┏━━

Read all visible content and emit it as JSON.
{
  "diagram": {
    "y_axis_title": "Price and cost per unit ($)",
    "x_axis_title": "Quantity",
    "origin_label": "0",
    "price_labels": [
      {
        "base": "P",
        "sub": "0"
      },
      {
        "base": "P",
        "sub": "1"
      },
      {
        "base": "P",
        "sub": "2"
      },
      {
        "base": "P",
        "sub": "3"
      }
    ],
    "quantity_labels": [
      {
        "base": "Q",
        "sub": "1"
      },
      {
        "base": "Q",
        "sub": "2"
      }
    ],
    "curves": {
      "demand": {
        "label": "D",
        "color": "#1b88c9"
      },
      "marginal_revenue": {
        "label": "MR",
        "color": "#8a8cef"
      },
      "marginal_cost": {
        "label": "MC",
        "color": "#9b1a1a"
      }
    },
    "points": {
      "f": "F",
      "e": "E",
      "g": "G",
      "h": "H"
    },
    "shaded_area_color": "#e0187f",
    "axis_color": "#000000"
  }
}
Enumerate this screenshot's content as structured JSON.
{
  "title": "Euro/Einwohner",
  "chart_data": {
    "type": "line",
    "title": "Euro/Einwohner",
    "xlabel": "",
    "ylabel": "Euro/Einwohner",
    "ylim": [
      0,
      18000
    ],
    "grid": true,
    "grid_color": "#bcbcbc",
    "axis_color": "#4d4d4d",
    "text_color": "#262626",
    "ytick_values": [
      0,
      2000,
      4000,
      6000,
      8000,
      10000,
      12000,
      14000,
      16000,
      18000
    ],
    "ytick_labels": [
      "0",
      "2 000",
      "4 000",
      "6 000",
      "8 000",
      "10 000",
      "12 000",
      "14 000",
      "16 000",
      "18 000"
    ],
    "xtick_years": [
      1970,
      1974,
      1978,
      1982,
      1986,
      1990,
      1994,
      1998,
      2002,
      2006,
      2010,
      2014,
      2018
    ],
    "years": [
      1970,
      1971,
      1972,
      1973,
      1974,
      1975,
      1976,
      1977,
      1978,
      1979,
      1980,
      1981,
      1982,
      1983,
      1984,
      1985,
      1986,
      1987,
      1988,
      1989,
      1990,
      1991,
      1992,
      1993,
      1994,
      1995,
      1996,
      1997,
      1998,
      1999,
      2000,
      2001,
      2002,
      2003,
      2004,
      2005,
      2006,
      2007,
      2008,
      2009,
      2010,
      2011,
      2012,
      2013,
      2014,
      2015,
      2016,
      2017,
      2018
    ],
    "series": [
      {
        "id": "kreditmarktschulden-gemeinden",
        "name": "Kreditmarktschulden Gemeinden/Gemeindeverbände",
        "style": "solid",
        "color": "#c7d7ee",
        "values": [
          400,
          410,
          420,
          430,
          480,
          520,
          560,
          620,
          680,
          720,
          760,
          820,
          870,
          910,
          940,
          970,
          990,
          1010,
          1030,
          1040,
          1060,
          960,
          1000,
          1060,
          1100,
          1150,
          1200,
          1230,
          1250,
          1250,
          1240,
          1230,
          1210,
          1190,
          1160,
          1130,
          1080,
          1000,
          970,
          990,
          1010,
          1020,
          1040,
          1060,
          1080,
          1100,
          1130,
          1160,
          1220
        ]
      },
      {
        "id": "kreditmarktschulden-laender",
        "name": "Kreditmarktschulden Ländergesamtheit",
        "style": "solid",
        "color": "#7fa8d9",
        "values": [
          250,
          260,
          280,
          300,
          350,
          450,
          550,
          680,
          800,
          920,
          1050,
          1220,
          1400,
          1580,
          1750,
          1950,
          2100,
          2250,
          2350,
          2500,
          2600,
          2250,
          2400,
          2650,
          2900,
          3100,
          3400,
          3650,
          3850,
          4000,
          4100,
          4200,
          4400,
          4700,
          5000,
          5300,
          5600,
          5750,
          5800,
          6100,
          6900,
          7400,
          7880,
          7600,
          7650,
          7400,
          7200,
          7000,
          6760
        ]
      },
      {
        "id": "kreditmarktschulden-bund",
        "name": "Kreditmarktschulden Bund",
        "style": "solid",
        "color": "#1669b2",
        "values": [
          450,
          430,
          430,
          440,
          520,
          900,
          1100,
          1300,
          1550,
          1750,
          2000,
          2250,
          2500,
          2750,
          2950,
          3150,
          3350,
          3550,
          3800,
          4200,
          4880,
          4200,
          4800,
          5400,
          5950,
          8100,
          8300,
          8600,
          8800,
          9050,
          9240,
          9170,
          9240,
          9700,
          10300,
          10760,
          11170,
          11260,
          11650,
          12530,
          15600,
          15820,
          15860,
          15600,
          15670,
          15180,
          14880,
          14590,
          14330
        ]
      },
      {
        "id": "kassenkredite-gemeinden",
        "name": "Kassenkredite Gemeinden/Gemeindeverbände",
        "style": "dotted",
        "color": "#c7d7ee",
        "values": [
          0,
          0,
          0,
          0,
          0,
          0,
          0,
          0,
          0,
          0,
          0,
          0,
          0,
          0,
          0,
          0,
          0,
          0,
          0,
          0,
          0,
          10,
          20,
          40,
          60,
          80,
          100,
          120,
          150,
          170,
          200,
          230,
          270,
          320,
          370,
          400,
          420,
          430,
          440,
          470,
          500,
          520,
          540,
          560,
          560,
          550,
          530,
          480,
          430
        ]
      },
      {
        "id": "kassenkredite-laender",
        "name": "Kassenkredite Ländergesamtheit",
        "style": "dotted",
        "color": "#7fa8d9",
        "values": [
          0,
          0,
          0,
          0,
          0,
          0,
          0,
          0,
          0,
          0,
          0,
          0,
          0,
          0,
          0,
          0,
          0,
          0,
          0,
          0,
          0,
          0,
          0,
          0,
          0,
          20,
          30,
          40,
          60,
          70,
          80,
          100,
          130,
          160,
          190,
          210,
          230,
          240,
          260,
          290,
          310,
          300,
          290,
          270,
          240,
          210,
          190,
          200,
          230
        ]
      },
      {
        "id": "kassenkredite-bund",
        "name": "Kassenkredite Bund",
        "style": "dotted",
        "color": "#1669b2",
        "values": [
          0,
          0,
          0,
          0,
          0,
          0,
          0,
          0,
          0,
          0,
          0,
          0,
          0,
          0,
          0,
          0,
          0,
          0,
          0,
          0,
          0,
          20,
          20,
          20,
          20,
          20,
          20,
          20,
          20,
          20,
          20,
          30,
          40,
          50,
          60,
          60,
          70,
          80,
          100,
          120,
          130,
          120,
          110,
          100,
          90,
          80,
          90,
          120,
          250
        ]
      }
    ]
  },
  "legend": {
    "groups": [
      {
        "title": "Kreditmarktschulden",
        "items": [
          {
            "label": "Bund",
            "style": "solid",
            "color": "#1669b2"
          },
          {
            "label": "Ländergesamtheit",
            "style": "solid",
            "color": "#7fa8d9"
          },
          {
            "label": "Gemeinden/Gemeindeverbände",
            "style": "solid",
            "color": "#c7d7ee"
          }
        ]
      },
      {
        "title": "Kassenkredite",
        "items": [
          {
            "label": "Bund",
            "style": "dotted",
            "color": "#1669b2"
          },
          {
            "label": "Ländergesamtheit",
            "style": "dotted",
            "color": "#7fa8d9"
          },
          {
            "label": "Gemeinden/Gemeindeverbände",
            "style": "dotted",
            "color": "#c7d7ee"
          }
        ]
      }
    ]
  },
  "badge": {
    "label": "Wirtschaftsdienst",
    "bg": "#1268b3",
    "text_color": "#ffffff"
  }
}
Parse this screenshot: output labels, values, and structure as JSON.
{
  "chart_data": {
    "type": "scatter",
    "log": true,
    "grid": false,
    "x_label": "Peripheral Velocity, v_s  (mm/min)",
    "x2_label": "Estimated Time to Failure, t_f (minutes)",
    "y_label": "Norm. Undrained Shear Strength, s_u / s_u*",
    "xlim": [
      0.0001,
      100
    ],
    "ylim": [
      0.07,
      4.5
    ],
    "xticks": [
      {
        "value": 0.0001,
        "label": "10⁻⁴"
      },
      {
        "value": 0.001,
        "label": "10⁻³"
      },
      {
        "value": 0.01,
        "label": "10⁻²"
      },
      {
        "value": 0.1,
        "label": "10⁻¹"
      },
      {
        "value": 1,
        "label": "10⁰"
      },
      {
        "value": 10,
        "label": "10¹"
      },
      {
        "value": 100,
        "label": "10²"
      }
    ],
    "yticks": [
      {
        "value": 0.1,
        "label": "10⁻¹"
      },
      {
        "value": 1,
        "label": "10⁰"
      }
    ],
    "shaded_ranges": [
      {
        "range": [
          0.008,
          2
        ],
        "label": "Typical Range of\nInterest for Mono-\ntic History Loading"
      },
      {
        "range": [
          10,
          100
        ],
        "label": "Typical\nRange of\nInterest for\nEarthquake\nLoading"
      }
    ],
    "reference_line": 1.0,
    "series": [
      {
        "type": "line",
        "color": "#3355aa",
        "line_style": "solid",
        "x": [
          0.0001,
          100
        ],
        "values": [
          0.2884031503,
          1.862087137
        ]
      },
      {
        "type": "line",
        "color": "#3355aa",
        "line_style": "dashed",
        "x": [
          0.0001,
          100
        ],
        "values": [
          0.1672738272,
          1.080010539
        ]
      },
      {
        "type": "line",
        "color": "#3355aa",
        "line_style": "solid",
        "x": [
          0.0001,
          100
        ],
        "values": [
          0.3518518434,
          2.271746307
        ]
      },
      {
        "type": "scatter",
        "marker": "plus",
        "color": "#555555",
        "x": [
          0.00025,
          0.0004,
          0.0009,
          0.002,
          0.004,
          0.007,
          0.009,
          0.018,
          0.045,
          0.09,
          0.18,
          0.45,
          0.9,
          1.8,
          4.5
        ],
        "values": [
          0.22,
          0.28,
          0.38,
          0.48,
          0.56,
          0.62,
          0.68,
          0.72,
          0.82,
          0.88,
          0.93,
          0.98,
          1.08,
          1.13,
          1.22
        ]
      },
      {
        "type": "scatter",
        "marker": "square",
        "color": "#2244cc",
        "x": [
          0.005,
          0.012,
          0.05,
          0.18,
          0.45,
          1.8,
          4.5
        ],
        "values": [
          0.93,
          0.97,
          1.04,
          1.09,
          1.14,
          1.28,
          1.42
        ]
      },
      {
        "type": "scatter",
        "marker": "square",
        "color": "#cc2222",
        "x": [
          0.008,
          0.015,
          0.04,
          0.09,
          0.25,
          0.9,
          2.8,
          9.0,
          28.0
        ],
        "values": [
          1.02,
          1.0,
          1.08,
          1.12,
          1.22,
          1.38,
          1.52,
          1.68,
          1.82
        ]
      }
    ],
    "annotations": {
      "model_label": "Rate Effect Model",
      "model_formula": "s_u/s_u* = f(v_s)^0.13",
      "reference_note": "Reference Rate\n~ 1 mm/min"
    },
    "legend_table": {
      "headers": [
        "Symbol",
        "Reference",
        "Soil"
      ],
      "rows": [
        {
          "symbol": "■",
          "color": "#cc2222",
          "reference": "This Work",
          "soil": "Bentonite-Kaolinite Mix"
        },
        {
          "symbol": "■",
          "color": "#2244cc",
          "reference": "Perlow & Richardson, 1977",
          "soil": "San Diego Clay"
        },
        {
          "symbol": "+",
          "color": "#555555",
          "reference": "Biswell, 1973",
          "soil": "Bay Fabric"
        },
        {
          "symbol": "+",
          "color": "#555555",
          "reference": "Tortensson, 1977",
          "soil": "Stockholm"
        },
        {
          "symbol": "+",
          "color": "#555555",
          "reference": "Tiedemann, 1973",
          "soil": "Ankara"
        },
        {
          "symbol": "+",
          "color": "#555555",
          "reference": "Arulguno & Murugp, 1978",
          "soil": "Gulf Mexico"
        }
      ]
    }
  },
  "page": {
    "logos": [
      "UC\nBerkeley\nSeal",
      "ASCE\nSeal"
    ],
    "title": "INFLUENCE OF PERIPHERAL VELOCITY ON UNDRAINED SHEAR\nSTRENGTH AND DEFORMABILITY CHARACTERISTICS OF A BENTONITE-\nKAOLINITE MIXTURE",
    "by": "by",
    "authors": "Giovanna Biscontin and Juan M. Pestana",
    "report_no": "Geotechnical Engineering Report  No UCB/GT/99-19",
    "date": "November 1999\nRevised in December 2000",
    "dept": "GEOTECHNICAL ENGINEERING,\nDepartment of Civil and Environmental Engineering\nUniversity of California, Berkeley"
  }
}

┗━━

Your task:
Identify how many lines in the entries above include the string "Engineering", then state that number alone.

Exercise output:
2